## Exercise details
Where the word "temp" occurs in a line, return that line.

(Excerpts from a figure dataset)

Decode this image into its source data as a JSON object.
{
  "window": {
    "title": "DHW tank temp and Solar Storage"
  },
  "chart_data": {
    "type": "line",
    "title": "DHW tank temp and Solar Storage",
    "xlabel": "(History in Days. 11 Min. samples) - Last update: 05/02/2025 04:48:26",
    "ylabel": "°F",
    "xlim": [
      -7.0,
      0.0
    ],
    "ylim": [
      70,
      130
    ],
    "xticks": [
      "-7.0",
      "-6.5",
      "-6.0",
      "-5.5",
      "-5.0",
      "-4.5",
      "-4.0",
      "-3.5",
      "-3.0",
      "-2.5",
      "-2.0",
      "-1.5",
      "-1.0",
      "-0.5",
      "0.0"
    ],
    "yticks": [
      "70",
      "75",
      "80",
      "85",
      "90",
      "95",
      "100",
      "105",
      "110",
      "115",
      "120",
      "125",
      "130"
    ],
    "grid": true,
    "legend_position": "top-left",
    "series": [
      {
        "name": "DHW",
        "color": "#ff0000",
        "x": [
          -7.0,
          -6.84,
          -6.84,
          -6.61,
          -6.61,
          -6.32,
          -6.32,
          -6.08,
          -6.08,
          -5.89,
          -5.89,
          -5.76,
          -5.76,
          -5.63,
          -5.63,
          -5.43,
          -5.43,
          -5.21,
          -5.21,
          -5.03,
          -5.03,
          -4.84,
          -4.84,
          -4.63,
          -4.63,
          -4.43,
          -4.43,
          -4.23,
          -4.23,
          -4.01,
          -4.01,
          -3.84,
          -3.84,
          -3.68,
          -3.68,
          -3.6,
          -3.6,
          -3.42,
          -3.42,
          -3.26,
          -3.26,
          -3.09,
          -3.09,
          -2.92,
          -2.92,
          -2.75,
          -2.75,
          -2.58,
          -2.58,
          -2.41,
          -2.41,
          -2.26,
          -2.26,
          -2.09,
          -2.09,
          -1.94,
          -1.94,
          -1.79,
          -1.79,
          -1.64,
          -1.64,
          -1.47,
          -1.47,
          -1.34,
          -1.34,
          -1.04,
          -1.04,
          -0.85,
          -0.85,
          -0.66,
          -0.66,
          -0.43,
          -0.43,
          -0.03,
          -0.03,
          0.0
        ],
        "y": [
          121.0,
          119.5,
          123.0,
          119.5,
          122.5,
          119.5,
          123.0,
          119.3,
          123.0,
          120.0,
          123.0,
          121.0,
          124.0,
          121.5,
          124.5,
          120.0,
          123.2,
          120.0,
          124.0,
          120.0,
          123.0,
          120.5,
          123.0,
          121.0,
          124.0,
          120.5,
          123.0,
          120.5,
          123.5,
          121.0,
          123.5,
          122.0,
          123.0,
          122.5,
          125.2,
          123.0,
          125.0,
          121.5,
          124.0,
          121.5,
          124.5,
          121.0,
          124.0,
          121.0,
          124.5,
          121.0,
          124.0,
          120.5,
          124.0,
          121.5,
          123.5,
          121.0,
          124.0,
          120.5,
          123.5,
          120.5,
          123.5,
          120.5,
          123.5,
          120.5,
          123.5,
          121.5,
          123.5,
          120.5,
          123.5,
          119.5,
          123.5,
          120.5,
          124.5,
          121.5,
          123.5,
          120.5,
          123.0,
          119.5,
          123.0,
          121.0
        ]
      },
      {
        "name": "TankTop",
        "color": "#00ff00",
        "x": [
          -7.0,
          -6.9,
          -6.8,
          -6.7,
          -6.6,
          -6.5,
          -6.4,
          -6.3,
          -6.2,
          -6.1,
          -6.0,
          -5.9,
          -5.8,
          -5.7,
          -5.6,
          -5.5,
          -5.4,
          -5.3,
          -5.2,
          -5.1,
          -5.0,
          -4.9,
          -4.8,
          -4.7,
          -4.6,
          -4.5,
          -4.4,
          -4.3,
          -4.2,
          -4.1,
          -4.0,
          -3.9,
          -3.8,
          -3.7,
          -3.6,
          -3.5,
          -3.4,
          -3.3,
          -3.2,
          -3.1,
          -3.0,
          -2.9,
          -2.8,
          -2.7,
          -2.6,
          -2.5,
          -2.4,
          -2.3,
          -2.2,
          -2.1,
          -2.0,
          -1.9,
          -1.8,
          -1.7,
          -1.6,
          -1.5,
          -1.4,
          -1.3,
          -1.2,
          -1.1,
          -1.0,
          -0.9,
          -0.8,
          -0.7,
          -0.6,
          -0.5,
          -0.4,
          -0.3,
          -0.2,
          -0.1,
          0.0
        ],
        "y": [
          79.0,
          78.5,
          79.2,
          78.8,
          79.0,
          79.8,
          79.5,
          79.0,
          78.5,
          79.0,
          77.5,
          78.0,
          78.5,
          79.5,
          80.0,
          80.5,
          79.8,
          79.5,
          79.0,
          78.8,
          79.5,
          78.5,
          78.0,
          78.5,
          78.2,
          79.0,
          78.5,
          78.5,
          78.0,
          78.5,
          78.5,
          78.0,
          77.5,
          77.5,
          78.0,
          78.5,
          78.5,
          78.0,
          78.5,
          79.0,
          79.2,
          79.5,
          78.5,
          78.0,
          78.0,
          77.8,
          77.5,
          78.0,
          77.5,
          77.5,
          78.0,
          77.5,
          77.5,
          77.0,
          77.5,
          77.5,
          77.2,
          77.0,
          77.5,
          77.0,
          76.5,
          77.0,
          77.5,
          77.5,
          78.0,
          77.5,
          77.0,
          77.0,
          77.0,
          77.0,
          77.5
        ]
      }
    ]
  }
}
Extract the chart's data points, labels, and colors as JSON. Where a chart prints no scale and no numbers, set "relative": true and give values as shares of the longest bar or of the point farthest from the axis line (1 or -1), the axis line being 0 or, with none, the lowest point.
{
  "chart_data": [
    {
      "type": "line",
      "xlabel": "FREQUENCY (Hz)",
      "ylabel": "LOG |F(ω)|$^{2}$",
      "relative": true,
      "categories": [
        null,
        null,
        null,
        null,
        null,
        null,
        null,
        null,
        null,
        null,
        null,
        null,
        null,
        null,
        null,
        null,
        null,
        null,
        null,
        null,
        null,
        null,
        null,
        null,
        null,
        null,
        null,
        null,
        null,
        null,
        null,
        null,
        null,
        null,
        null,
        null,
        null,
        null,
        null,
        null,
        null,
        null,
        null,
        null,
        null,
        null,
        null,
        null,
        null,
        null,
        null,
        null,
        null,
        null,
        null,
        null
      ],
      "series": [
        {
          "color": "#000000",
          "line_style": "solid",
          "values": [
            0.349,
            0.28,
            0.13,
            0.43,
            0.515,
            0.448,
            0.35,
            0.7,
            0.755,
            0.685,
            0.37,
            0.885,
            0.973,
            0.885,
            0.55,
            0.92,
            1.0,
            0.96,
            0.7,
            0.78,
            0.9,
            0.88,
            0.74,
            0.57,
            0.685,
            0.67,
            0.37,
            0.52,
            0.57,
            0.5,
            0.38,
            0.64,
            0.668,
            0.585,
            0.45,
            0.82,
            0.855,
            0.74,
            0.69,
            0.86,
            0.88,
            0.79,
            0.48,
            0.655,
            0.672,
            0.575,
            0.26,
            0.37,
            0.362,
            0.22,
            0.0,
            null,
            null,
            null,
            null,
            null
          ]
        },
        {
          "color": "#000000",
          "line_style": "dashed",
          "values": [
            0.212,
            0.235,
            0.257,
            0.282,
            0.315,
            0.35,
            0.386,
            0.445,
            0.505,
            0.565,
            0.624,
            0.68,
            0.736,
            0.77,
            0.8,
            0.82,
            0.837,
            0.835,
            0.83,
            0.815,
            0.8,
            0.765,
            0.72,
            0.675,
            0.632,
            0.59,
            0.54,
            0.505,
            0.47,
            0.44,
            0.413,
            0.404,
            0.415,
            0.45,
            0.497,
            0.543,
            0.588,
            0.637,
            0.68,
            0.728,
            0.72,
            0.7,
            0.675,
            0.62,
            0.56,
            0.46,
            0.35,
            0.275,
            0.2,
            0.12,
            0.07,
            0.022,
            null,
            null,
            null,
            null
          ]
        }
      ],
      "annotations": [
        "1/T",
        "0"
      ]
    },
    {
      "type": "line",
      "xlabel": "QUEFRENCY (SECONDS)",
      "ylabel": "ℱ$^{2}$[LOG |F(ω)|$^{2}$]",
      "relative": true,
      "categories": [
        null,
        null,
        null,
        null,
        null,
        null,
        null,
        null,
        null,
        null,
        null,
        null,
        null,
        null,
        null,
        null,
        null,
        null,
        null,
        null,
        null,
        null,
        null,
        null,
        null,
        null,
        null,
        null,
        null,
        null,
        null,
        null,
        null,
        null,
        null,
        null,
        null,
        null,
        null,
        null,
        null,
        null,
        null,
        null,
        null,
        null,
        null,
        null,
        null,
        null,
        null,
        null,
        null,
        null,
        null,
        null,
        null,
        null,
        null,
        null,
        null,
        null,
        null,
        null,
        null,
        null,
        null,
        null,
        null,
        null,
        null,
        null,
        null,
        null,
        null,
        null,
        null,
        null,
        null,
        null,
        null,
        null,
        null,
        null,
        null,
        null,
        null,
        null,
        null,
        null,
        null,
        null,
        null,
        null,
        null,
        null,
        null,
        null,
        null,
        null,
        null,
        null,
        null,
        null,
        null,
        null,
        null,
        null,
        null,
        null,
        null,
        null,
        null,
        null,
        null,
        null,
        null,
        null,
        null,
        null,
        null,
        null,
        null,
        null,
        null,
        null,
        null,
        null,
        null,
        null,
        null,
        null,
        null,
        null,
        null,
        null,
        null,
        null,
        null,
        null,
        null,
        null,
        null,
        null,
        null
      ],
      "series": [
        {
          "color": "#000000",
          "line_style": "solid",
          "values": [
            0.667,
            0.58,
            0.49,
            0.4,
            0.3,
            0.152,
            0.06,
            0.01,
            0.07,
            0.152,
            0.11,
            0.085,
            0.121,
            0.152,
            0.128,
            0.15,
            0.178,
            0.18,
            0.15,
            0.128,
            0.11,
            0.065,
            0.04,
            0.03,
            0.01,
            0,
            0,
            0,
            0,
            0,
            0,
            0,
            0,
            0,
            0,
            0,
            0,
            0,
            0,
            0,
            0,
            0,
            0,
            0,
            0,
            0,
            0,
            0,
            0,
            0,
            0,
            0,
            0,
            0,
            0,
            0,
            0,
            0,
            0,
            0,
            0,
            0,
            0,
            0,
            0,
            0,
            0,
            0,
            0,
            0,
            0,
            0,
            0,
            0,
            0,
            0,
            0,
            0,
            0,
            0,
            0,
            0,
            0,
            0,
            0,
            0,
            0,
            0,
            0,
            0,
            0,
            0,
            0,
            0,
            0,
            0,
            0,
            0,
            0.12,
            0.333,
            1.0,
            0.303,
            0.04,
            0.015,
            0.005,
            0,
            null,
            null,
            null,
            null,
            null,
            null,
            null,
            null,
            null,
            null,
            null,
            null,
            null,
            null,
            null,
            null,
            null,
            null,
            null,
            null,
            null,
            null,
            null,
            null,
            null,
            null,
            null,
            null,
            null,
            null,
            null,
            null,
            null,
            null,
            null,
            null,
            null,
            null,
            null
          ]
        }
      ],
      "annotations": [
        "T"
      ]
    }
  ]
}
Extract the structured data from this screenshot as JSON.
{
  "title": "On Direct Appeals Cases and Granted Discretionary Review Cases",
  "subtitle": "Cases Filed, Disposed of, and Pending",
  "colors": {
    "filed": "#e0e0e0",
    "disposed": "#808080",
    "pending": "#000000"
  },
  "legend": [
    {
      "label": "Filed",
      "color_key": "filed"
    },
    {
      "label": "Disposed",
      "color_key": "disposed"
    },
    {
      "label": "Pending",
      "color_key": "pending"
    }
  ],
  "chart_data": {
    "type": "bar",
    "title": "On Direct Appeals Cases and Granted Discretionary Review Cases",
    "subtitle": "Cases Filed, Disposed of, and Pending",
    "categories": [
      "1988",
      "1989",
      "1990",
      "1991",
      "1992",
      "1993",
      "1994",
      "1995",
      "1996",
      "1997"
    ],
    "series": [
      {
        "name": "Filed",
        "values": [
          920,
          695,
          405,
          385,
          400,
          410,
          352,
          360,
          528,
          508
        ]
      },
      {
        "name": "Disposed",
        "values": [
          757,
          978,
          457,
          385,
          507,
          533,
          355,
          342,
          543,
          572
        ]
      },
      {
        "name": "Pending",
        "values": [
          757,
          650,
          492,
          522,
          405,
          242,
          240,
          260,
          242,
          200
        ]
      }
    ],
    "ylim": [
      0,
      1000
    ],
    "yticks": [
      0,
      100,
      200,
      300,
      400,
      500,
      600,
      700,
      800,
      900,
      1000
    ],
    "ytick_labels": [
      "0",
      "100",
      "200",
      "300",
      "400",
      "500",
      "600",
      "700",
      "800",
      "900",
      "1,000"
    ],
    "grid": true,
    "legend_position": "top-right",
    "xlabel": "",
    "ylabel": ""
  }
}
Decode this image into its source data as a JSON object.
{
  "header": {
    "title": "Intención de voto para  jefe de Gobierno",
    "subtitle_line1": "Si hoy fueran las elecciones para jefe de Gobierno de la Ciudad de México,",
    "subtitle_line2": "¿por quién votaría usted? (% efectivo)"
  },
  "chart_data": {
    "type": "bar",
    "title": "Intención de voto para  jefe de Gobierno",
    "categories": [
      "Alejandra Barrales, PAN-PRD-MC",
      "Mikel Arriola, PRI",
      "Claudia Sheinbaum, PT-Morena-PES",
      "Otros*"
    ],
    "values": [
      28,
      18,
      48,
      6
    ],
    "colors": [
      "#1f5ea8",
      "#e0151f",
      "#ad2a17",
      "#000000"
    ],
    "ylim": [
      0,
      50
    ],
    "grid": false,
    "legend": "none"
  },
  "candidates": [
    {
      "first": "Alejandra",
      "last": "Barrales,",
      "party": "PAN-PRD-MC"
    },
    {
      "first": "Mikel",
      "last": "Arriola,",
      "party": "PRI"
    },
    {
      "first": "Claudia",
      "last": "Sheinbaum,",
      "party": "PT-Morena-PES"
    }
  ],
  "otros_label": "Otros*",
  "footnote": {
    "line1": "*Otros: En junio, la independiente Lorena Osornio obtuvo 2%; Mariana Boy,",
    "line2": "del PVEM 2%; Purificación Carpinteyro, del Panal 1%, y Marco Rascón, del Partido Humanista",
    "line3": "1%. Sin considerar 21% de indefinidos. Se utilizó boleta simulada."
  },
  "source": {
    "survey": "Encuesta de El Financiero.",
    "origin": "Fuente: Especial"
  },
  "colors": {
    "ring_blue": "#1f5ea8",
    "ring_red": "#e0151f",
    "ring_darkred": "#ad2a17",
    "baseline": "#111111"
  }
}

## Expected answer
    "title": "DHW tank temp and Solar Storage"
    "title": "DHW tank temp and Solar Storage",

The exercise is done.